:: STATED EXERCISE ::
Write out the entries below once more, exactly.

** START PROVIDED MATERIAL **

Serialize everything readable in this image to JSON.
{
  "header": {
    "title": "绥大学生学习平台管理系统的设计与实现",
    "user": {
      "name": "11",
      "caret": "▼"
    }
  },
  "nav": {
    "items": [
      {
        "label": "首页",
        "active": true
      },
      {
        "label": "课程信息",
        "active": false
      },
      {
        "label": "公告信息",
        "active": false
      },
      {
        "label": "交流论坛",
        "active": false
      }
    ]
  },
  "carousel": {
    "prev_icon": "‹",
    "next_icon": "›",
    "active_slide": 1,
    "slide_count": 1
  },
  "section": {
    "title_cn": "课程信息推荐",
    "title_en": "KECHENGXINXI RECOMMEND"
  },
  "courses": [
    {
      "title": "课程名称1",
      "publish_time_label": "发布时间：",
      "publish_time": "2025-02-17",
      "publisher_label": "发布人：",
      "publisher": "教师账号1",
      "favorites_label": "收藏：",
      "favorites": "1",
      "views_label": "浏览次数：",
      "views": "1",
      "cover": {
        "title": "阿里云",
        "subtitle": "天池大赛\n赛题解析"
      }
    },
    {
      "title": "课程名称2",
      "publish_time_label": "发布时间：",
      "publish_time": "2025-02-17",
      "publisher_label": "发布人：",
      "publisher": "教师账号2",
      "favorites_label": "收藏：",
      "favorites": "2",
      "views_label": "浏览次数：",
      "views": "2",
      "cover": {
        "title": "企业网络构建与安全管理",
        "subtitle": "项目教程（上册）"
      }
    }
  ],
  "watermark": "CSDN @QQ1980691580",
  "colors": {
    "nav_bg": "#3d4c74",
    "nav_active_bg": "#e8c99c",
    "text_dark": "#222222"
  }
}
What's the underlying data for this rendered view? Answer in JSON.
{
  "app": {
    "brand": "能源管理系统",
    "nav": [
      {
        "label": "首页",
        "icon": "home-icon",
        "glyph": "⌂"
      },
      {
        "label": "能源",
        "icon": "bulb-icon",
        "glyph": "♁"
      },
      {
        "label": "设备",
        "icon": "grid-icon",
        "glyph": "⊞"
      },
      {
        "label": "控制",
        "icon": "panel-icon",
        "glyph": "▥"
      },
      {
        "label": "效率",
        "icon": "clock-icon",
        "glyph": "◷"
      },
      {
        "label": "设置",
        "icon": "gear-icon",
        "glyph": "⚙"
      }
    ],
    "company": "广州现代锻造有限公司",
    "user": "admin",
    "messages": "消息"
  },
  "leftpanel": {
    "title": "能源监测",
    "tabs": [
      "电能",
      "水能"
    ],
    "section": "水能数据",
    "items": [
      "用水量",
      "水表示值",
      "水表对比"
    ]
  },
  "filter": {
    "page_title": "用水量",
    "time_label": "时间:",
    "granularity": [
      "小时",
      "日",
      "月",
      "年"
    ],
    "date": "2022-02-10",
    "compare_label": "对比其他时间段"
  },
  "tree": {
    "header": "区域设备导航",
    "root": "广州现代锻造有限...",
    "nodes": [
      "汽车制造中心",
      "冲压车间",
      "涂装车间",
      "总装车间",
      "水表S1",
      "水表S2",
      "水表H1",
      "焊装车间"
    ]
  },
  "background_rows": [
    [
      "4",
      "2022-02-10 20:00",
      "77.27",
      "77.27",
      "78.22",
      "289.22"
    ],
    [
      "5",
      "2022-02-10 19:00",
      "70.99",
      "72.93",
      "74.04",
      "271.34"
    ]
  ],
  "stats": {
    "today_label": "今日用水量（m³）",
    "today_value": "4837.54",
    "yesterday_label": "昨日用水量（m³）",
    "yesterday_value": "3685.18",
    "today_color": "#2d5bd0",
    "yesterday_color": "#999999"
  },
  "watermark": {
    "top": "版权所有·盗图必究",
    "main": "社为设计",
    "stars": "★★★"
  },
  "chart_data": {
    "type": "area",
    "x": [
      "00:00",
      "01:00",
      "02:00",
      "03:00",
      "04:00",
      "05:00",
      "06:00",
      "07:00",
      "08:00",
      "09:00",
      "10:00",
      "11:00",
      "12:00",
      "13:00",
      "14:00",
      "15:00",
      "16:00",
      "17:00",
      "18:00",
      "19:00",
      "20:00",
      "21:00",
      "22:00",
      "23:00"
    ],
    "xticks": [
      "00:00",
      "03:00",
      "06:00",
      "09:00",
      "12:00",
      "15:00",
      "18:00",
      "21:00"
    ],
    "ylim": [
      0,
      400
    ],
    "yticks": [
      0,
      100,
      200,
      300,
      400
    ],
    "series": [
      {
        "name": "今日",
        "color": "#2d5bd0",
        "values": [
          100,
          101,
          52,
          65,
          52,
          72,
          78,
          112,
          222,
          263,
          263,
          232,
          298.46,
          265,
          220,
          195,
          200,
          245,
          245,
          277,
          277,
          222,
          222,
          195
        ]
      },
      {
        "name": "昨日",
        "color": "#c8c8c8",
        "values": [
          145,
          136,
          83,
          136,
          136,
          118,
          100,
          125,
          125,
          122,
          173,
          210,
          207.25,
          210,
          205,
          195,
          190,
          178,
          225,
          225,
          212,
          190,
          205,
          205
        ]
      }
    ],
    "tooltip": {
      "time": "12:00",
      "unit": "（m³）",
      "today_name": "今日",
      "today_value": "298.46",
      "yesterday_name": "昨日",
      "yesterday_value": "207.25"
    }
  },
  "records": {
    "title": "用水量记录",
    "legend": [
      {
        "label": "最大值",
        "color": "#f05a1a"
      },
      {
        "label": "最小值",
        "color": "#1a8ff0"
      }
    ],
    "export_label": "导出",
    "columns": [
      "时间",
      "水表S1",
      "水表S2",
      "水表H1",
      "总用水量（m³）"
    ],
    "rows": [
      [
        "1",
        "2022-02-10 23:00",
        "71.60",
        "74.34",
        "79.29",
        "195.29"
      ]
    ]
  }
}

** END PROVIDED MATERIAL **

:: RESULT OF THE TASK ::
Serialize everything readable in this image to JSON.
{
  "header": {
    "title": "绥大学生学习平台管理系统的设计与实现",
    "user": {
      "name": "11",
      "caret": "▼"
    }
  },
  "nav": {
    "items": [
      {
        "label": "首页",
        "active": true
      },
      {
        "label": "课程信息",
        "active": false
      },
      {
        "label": "公告信息",
        "active": false
      },
      {
        "label": "交流论坛",
        "active": false
      }
    ]
  },
  "carousel": {
    "prev_icon": "‹",
    "next_icon": "›",
    "active_slide": 1,
    "slide_count": 1
  },
  "section": {
    "title_cn": "课程信息推荐",
    "title_en": "KECHENGXINXI RECOMMEND"
  },
  "courses": [
    {
      "title": "课程名称1",
      "publish_time_label": "发布时间：",
      "publish_time": "2025-02-17",
      "publisher_label": "发布人：",
      "publisher": "教师账号1",
      "favorites_label": "收藏：",
      "favorites": "1",
      "views_label": "浏览次数：",
      "views": "1",
      "cover": {
        "title": "阿里云",
        "subtitle": "天池大赛\n赛题解析"
      }
    },
    {
      "title": "课程名称2",
      "publish_time_label": "发布时间：",
      "publish_time": "2025-02-17",
      "publisher_label": "发布人：",
      "publisher": "教师账号2",
      "favorites_label": "收藏：",
      "favorites": "2",
      "views_label": "浏览次数：",
      "views": "2",
      "cover": {
        "title": "企业网络构建与安全管理",
        "subtitle": "项目教程（上册）"
      }
    }
  ],
  "watermark": "CSDN @QQ1980691580",
  "colors": {
    "nav_bg": "#3d4c74",
    "nav_active_bg": "#e8c99c",
    "text_dark": "#222222"
  }
}
What's the underlying data for this rendered view? Answer in JSON.
{
  "app": {
    "brand": "能源管理系统",
    "nav": [
      {
        "label": "首页",
        "icon": "home-icon",
        "glyph": "⌂"
      },
      {
        "label": "能源",
        "icon": "bulb-icon",
        "glyph": "♁"
      },
      {
        "label": "设备",
        "icon": "grid-icon",
        "glyph": "⊞"
      },
      {
        "label": "控制",
        "icon": "panel-icon",
        "glyph": "▥"
      },
      {
        "label": "效率",
        "icon": "clock-icon",
        "glyph": "◷"
      },
      {
        "label": "设置",
        "icon": "gear-icon",
        "glyph": "⚙"
      }
    ],
    "company": "广州现代锻造有限公司",
    "user": "admin",
    "messages": "消息"
  },
  "leftpanel": {
    "title": "能源监测",
    "tabs": [
      "电能",
      "水能"
    ],
    "section": "水能数据",
    "items": [
      "用水量",
      "水表示值",
      "水表对比"
    ]
  },
  "filter": {
    "page_title": "用水量",
    "time_label": "时间:",
    "granularity": [
      "小时",
      "日",
      "月",
      "年"
    ],
    "date": "2022-02-10",
    "compare_label": "对比其他时间段"
  },
  "tree": {
    "header": "区域设备导航",
    "root": "广州现代锻造有限...",
    "nodes": [
      "汽车制造中心",
      "冲压车间",
      "涂装车间",
      "总装车间",
      "水表S1",
      "水表S2",
      "水表H1",
      "焊装车间"
    ]
  },
  "background_rows": [
    [
      "4",
      "2022-02-10 20:00",
      "77.27",
      "77.27",
      "78.22",
      "289.22"
    ],
    [
      "5",
      "2022-02-10 19:00",
      "70.99",
      "72.93",
      "74.04",
      "271.34"
    ]
  ],
  "stats": {
    "today_label": "今日用水量（m³）",
    "today_value": "4837.54",
    "yesterday_label": "昨日用水量（m³）",
    "yesterday_value": "3685.18",
    "today_color": "#2d5bd0",
    "yesterday_color": "#999999"
  },
  "watermark": {
    "top": "版权所有·盗图必究",
    "main": "社为设计",
    "stars": "★★★"
  },
  "chart_data": {
    "type": "area",
    "x": [
      "00:00",
      "01:00",
      "02:00",
      "03:00",
      "04:00",
      "05:00",
      "06:00",
      "07:00",
      "08:00",
      "09:00",
      "10:00",
      "11:00",
      "12:00",
      "13:00",
      "14:00",
      "15:00",
      "16:00",
      "17:00",
      "18:00",
      "19:00",
      "20:00",
      "21:00",
      "22:00",
      "23:00"
    ],
    "xticks": [
      "00:00",
      "03:00",
      "06:00",
      "09:00",
      "12:00",
      "15:00",
      "18:00",
      "21:00"
    ],
    "ylim": [
      0,
      400
    ],
    "yticks": [
      0,
      100,
      200,
      300,
      400
    ],
    "series": [
      {
        "name": "今日",
        "color": "#2d5bd0",
        "values": [
          100,
          101,
          52,
          65,
          52,
          72,
          78,
          112,
          222,
          263,
          263,
          232,
          298.46,
          265,
          220,
          195,
          200,
          245,
          245,
          277,
          277,
          222,
          222,
          195
        ]
      },
      {
        "name": "昨日",
        "color": "#c8c8c8",
        "values": [
          145,
          136,
          83,
          136,
          136,
          118,
          100,
          125,
          125,
          122,
          173,
          210,
          207.25,
          210,
          205,
          195,
          190,
          178,
          225,
          225,
          212,
          190,
          205,
          205
        ]
      }
    ],
    "tooltip": {
      "time": "12:00",
      "unit": "（m³）",
      "today_name": "今日",
      "today_value": "298.46",
      "yesterday_name": "昨日",
      "yesterday_value": "207.25"
    }
  },
  "records": {
    "title": "用水量记录",
    "legend": [
      {
        "label": "最大值",
        "color": "#f05a1a"
      },
      {
        "label": "最小值",
        "color": "#1a8ff0"
      }
    ],
    "export_label": "导出",
    "columns": [
      "时间",
      "水表S1",
      "水表S2",
      "水表H1",
      "总用水量（m³）"
    ],
    "rows": [
      [
        "1",
        "2022-02-10 23:00",
        "71.60",
        "74.34",
        "79.29",
        "195.29"
      ]
    ]
  }
}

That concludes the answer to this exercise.